▶ _Records to use_

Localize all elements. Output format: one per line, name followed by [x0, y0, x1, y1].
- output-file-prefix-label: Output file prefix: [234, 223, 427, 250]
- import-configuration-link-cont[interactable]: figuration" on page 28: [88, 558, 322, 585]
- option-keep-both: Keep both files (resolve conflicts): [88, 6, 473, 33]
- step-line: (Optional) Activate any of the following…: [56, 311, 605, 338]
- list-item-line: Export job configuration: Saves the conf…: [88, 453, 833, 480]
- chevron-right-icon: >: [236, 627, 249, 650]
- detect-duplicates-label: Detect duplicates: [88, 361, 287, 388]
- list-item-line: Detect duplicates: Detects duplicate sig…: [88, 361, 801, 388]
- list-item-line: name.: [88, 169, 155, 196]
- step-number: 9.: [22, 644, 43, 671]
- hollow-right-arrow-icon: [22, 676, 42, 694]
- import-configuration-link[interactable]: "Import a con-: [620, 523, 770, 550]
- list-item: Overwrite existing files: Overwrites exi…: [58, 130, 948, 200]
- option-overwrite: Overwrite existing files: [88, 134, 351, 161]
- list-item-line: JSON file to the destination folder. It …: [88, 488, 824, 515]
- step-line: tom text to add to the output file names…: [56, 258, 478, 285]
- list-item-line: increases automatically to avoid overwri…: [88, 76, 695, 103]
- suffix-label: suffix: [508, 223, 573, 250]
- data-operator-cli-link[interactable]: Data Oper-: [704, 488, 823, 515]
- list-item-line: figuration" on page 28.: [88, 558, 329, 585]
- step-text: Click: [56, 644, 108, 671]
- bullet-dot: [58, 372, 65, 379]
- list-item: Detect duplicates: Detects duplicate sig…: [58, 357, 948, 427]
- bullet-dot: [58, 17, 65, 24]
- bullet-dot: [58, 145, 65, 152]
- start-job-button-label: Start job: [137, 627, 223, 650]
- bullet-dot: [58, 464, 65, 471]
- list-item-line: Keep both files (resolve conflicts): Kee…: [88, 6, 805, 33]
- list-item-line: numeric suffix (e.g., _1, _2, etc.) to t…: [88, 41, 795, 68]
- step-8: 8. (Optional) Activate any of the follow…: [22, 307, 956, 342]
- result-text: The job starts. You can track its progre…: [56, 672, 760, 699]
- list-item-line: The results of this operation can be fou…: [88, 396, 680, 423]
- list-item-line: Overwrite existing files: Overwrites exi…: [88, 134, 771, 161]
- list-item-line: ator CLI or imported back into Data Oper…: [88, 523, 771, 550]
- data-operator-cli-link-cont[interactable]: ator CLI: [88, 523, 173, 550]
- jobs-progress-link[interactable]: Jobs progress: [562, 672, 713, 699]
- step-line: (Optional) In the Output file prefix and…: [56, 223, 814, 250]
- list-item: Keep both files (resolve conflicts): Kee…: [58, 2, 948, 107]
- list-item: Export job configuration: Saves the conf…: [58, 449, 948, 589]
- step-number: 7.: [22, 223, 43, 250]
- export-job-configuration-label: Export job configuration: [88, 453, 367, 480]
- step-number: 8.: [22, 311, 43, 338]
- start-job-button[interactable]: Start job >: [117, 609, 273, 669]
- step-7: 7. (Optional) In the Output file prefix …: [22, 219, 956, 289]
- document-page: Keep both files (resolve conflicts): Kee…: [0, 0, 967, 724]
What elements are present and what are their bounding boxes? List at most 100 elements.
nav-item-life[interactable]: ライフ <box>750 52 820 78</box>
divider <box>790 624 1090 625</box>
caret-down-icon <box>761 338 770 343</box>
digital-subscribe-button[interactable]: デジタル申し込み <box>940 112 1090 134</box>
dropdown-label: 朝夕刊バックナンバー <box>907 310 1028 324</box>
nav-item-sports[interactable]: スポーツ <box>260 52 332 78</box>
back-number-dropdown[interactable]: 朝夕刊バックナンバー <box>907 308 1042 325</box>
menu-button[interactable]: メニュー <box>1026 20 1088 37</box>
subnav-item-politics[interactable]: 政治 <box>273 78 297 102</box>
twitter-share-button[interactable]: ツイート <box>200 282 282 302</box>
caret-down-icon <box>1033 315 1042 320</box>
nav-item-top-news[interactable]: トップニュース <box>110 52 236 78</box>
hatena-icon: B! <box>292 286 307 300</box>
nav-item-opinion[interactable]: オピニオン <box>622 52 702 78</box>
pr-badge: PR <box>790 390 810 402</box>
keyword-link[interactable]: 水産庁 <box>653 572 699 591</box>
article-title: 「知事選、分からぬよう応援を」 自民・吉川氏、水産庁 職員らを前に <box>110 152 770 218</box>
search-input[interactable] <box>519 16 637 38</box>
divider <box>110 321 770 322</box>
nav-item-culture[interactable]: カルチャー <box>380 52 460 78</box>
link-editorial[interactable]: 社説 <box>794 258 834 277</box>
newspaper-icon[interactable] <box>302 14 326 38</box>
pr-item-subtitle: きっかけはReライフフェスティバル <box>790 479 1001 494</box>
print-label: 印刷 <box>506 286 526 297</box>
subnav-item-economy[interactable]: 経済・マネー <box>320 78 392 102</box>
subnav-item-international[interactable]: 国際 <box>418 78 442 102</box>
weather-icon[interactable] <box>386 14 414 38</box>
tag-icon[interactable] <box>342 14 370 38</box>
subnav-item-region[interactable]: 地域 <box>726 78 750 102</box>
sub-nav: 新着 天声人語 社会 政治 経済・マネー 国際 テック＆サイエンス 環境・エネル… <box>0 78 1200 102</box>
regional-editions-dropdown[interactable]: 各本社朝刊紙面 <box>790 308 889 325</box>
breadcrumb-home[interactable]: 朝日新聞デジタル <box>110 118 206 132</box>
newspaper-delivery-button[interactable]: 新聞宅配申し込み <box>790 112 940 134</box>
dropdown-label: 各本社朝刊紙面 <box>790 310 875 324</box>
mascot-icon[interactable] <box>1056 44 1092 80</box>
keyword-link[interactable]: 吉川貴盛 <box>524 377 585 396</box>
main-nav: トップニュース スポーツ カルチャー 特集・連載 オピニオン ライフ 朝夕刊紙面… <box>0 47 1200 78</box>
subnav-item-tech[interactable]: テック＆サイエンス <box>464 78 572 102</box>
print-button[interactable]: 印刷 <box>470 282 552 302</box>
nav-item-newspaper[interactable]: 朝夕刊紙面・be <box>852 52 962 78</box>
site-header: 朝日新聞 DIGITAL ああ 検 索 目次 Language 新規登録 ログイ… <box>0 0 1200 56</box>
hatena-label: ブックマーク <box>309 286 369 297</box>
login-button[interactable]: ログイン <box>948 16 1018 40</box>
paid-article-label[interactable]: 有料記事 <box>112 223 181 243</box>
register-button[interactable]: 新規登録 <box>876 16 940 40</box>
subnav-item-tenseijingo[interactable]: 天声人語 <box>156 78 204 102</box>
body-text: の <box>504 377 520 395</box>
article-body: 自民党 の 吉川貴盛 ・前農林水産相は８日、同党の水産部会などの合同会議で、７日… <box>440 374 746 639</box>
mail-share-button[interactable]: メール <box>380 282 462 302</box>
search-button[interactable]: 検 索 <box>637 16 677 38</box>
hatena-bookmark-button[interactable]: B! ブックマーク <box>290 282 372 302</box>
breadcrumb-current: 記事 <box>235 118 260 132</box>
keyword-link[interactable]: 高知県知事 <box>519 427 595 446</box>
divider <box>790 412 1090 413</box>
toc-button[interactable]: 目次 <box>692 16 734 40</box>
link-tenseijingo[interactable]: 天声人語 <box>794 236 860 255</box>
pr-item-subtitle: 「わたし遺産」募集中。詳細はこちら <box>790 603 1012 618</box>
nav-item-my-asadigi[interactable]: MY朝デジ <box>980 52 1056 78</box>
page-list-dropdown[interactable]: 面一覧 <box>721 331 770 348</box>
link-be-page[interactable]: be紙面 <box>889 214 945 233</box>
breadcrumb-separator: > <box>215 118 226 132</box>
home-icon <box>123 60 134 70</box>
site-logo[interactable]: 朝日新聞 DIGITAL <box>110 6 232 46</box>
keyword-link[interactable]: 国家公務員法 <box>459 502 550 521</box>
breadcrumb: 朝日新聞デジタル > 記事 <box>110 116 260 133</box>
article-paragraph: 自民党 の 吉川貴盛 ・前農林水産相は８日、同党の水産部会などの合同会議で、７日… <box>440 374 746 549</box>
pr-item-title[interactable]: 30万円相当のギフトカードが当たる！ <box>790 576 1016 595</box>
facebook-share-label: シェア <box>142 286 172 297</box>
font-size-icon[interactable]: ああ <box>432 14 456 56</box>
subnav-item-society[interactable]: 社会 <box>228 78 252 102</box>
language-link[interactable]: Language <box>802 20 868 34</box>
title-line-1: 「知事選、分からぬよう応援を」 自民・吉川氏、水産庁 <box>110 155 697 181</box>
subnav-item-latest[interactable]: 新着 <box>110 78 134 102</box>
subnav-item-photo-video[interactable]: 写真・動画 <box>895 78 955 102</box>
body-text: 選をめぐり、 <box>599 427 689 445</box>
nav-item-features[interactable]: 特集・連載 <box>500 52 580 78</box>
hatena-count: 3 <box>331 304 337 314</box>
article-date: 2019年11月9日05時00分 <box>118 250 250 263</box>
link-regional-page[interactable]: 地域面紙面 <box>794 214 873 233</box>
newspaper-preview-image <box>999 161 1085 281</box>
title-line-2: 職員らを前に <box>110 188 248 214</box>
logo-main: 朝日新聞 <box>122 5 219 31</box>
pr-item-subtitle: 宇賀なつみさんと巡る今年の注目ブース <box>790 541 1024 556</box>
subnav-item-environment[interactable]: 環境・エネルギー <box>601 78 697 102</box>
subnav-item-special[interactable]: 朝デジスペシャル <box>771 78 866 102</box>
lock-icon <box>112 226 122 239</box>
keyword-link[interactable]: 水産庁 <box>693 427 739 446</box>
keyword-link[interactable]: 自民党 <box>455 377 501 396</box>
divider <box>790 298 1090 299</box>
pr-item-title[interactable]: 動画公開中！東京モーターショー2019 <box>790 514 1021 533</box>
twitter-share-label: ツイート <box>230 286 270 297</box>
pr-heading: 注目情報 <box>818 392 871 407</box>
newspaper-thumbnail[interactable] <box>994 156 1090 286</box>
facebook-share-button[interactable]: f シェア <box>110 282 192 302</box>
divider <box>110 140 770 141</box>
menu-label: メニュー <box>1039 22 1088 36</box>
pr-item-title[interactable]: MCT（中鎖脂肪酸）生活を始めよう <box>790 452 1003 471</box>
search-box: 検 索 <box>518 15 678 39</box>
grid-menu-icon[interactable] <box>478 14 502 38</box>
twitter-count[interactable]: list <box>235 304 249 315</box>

▶ _Aim of the exercise_
Reproduce the items verbatim, starting from the first line and ending with the line that contains "- list-item: Detect", including both the first and last lines.

▶ _Full output_
Localize all elements. Output format: one per line, name followed by [x0, y0, x1, y1].
- output-file-prefix-label: Output file prefix: [234, 223, 427, 250]
- import-configuration-link-cont[interactable]: figuration" on page 28: [88, 558, 322, 585]
- option-keep-both: Keep both files (resolve conflicts): [88, 6, 473, 33]
- step-line: (Optional) Activate any of the following…: [56, 311, 605, 338]
- list-item-line: Export job configuration: Saves the conf…: [88, 453, 833, 480]
- chevron-right-icon: >: [236, 627, 249, 650]
- detect-duplicates-label: Detect duplicates: [88, 361, 287, 388]
- list-item-line: Detect duplicates: Detects duplicate sig…: [88, 361, 801, 388]
- list-item-line: name.: [88, 169, 155, 196]
- step-number: 9.: [22, 644, 43, 671]
- hollow-right-arrow-icon: [22, 676, 42, 694]
- import-configuration-link[interactable]: "Import a con-: [620, 523, 770, 550]
- list-item: Overwrite existing files: Overwrites exi…: [58, 130, 948, 200]
- option-overwrite: Overwrite existing files: [88, 134, 351, 161]
- list-item-line: JSON file to the destination folder. It …: [88, 488, 824, 515]
- step-line: tom text to add to the output file names…: [56, 258, 478, 285]
- list-item-line: increases automatically to avoid overwri…: [88, 76, 695, 103]
- suffix-label: suffix: [508, 223, 573, 250]
- data-operator-cli-link[interactable]: Data Oper-: [704, 488, 823, 515]
- list-item-line: figuration" on page 28.: [88, 558, 329, 585]
- step-text: Click: [56, 644, 108, 671]
- bullet-dot: [58, 372, 65, 379]
- list-item: Detect duplicates: Detects duplicate sig…: [58, 357, 948, 427]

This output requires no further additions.